CHALLENGE = Identify every line in the records below that contains the word "simulation", and reproduce each one.
-- begin --
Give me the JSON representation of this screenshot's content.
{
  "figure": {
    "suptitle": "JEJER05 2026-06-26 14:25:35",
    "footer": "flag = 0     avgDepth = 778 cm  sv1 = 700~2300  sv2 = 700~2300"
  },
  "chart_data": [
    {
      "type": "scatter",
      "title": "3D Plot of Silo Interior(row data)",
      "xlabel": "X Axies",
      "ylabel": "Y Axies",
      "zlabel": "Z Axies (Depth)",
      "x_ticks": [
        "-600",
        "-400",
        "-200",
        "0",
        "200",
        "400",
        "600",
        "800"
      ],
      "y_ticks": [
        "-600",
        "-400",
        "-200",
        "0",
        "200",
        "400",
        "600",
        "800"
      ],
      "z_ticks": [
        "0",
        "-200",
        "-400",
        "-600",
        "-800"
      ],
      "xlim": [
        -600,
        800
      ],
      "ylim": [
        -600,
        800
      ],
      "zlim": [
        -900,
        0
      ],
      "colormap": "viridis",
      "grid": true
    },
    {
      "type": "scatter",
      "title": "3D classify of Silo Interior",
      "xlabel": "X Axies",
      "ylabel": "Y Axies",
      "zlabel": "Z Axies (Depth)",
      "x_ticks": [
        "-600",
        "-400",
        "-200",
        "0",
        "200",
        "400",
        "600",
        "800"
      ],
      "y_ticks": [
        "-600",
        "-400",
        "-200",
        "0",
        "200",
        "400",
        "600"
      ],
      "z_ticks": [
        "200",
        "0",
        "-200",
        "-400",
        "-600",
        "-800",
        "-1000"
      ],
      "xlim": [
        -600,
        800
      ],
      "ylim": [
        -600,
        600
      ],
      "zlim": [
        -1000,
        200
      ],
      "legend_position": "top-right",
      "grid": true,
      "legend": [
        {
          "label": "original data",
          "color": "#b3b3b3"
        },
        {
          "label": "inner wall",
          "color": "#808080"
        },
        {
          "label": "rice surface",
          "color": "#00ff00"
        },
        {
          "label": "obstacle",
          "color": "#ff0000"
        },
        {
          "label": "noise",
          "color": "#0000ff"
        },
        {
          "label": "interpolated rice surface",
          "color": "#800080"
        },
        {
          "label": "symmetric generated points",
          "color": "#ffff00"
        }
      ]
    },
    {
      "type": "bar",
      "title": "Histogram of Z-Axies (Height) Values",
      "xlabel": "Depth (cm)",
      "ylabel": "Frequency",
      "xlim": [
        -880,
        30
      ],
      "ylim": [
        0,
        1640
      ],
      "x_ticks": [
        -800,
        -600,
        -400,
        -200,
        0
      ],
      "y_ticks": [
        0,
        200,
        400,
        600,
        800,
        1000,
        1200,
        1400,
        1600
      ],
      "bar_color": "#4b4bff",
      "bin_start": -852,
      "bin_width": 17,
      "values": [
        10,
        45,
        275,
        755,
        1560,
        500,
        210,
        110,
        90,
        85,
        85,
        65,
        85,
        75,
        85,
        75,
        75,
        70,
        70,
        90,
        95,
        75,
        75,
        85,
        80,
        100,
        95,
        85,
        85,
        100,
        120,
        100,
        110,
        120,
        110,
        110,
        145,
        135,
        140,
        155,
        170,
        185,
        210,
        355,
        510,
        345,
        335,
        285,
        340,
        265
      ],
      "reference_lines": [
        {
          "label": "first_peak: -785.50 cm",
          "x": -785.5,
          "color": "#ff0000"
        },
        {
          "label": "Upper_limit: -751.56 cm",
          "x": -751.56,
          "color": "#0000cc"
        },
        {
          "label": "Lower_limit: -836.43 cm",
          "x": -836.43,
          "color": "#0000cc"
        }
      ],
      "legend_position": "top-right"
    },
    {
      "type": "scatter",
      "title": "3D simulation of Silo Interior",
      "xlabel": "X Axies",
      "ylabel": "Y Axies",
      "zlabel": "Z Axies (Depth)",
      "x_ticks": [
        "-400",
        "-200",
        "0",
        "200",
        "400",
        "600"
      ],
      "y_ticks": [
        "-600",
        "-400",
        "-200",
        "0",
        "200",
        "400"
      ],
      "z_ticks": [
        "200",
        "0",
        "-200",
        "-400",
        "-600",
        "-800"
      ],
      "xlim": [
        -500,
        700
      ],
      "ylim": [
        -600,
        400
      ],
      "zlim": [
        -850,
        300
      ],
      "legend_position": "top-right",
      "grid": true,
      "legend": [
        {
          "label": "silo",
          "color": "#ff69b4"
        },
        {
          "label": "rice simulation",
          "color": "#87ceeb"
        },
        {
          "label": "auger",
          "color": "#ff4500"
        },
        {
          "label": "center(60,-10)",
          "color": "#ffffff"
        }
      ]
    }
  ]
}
-- end --
ANSWER FOR THIS EXERCISE =
      "title": "3D simulation of Silo Interior",
          "label": "rice simulation",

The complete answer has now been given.